- [GIVEN EXERCISE]
Pull out every line below containing the word "レビュー平均点".

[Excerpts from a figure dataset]
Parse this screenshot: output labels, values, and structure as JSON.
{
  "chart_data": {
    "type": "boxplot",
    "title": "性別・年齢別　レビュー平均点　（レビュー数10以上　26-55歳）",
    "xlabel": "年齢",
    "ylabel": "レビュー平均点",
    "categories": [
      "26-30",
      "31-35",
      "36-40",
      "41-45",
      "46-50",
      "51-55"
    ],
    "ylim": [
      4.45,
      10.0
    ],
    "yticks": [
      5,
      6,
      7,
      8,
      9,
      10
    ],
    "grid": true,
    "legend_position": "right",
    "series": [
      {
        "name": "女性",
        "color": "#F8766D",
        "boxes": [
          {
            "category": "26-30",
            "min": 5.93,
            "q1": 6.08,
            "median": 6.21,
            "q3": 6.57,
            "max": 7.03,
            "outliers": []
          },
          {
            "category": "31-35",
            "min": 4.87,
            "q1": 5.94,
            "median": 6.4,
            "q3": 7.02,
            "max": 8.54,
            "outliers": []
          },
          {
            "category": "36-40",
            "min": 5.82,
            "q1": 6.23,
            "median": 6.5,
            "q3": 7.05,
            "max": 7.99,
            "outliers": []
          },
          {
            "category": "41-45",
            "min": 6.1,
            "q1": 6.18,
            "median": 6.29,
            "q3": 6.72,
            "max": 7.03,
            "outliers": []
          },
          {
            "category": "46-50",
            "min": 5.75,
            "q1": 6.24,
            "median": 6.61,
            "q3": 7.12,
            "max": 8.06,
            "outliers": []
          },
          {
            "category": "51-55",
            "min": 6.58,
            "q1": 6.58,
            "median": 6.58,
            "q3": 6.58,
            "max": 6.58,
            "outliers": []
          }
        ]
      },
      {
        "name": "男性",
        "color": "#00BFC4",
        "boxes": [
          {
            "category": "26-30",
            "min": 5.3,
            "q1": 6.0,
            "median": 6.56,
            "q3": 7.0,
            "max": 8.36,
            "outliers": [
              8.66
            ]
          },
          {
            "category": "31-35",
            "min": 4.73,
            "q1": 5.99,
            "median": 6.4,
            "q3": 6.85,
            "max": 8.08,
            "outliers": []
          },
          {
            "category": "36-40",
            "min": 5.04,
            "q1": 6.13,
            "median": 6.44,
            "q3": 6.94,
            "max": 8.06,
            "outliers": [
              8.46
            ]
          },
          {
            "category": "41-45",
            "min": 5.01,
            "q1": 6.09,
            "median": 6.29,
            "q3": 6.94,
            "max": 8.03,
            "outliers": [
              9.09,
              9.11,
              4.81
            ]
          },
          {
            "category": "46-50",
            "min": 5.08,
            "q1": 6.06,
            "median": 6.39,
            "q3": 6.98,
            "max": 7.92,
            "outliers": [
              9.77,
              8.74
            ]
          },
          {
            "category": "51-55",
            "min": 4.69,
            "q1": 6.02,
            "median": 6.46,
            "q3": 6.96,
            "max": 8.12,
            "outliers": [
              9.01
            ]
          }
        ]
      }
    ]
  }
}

- [EXERCISE ANSWER]
    "title": "性別・年齢別　レビュー平均点　（レビュー数10以上　26-55歳）",
    "ylabel": "レビュー平均点",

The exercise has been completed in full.